(Dataset items)
>> start

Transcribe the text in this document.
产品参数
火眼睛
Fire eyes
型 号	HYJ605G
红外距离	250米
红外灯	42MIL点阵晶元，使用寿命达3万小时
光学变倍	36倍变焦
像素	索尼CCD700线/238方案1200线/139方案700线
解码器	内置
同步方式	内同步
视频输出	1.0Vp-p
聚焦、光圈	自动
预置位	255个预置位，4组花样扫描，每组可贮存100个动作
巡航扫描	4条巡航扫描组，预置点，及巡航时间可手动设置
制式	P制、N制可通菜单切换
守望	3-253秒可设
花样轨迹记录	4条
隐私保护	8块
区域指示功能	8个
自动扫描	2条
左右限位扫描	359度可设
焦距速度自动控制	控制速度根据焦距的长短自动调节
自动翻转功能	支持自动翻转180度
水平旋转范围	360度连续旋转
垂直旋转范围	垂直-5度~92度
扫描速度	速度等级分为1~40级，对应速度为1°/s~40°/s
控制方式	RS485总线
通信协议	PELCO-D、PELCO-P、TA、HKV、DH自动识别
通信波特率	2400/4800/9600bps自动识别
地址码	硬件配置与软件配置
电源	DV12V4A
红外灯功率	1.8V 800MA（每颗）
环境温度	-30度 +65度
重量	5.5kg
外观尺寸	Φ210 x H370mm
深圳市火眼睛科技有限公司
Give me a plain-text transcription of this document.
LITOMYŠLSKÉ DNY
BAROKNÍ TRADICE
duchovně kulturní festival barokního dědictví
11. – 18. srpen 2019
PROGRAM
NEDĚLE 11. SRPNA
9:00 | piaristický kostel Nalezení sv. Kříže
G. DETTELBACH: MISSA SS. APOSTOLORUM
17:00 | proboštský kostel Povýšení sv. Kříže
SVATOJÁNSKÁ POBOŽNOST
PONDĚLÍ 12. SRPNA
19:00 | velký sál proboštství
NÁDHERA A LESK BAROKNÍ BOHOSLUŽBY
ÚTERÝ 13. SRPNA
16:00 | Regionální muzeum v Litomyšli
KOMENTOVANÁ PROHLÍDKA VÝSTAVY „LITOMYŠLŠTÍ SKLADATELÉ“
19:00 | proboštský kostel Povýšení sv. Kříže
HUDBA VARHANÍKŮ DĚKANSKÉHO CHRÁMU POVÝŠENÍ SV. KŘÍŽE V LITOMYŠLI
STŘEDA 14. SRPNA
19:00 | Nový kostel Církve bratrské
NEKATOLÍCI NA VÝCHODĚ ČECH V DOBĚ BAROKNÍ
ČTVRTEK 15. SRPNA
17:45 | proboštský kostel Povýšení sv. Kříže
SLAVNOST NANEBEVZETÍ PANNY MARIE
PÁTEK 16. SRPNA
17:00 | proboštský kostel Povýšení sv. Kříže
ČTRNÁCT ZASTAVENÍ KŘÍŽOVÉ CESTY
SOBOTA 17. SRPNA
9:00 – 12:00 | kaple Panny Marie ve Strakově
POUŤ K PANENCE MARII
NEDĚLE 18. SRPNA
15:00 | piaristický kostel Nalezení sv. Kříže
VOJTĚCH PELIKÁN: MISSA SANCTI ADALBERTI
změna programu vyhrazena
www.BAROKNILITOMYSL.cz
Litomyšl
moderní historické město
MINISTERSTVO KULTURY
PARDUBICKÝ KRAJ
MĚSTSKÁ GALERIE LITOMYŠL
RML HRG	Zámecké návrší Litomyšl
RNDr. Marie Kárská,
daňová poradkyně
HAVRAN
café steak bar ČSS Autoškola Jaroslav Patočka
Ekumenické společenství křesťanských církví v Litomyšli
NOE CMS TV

>> end

## WHAT YOU ARE ASKED TO DO
Using the listing above, gather each line that holds the string "document" and copy it.

## THE RESPONSE
Transcribe the text in this document.
Give me a plain-text transcription of this document.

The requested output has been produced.